OBJECTIVE
For every line in the data below that contains "titer", copy the line.

MATERIAL SHOWN

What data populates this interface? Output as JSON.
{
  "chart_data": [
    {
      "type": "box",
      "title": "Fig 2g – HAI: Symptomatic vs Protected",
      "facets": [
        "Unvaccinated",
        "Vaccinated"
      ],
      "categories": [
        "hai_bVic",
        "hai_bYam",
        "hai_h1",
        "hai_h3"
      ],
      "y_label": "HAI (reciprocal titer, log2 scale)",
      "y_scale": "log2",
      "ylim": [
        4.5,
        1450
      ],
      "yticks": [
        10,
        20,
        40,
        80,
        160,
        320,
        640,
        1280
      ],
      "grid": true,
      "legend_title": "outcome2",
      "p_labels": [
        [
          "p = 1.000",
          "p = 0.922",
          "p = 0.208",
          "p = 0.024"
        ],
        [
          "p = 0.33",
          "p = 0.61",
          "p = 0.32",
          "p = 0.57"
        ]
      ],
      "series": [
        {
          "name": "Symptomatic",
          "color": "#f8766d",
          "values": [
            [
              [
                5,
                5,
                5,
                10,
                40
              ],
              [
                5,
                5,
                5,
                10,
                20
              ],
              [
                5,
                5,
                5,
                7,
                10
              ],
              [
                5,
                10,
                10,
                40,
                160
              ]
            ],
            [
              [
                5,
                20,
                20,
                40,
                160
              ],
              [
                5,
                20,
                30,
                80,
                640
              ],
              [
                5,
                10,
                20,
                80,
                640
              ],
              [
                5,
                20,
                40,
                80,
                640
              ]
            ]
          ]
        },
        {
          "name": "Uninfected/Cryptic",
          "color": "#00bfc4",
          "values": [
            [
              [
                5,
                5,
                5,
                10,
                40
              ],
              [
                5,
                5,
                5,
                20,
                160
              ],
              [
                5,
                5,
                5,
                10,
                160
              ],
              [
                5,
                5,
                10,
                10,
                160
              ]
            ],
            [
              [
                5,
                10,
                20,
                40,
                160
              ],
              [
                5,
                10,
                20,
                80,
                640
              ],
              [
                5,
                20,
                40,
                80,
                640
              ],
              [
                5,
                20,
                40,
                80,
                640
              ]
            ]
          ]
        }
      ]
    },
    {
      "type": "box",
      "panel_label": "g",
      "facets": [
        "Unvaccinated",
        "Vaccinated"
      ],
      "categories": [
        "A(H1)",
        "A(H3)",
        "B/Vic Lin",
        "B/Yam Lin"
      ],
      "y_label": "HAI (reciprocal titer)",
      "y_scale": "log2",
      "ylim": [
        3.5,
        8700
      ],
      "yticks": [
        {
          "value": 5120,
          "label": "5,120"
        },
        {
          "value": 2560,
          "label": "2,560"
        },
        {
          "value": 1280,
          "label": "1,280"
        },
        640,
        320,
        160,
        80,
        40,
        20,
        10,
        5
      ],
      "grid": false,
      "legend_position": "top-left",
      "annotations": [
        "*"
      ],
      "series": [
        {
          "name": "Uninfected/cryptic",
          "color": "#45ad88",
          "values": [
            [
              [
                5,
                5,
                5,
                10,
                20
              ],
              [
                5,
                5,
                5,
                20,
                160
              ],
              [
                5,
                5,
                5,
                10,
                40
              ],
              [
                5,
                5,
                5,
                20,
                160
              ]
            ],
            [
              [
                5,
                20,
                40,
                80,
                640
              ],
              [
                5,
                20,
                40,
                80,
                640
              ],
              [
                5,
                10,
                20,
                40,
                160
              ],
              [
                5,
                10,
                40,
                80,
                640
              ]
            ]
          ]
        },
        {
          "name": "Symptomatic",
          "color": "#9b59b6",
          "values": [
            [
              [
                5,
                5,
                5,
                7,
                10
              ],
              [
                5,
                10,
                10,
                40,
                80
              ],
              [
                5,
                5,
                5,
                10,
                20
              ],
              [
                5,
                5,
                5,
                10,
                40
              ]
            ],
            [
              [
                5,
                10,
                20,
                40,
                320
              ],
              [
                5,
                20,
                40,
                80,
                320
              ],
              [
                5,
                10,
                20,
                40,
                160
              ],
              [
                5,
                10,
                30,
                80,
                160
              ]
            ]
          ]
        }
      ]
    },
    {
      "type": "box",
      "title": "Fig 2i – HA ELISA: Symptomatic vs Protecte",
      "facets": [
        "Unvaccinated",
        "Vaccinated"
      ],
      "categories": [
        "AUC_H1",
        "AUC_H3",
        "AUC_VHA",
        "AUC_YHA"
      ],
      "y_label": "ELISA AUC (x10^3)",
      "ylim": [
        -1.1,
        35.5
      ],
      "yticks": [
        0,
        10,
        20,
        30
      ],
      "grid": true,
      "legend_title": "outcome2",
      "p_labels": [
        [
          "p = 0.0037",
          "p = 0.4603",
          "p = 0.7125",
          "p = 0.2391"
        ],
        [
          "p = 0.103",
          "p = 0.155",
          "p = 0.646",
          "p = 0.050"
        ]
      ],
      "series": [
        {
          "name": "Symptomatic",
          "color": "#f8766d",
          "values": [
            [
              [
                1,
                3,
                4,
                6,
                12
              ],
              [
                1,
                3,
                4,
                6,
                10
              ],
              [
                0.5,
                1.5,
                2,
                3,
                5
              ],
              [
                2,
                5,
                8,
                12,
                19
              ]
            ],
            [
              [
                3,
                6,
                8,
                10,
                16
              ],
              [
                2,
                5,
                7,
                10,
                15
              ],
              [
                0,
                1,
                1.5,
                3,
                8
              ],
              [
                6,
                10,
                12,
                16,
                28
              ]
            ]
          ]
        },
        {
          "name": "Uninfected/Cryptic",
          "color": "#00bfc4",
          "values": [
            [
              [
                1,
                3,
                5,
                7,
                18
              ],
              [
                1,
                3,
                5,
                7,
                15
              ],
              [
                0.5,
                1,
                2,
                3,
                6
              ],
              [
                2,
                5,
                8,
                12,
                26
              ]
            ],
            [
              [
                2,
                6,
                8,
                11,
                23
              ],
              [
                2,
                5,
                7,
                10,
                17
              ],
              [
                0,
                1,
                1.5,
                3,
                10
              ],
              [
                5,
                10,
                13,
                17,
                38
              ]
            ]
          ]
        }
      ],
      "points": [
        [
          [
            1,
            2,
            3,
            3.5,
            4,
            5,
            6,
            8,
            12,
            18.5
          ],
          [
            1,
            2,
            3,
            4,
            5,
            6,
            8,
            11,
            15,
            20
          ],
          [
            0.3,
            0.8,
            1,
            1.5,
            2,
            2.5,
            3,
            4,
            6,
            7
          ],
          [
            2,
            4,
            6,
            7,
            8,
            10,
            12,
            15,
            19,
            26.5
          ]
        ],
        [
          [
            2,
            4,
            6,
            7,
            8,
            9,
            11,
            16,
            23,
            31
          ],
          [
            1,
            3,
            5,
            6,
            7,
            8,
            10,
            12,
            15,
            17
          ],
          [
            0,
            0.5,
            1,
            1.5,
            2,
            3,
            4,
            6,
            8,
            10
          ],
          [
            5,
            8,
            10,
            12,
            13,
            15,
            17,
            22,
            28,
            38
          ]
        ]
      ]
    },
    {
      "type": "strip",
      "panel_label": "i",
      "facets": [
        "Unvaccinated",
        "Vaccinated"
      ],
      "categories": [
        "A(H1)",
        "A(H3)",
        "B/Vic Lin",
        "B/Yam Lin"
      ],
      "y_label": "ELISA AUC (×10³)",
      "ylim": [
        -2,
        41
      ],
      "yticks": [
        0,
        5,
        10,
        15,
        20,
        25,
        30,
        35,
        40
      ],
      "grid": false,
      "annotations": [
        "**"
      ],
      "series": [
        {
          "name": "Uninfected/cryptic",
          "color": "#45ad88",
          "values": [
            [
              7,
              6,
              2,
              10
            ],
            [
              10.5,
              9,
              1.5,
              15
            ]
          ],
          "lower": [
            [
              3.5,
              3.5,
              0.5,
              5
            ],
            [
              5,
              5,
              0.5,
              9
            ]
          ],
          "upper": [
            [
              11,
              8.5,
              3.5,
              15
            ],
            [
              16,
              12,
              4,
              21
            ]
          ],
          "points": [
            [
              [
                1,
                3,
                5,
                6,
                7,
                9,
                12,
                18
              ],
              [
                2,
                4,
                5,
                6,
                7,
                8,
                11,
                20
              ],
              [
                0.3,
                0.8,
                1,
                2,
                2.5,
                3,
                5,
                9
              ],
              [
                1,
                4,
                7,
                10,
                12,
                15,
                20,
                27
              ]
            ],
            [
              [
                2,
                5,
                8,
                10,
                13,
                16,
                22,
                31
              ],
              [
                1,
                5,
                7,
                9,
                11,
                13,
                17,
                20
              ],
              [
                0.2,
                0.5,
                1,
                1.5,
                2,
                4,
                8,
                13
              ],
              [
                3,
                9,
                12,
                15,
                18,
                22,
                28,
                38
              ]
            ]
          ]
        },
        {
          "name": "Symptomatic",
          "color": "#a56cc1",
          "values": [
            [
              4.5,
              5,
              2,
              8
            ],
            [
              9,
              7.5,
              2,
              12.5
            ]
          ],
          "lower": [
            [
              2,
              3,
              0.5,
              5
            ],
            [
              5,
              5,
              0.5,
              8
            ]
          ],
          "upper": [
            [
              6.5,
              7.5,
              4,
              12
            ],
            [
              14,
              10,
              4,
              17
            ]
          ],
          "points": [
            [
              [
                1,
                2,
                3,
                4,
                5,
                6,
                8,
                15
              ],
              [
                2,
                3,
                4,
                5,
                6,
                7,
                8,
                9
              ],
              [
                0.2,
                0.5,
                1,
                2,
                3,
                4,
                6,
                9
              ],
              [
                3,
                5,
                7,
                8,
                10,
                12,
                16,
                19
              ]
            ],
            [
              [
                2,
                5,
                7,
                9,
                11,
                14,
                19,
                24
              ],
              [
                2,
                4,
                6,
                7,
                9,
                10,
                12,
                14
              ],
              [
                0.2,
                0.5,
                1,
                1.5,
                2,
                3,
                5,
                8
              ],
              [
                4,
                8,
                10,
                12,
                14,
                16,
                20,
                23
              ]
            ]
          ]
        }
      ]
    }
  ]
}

EXERCISE ANSWER
      "y_label": "HAI (reciprocal titer, log2 scale)",
      "y_label": "HAI (reciprocal titer)",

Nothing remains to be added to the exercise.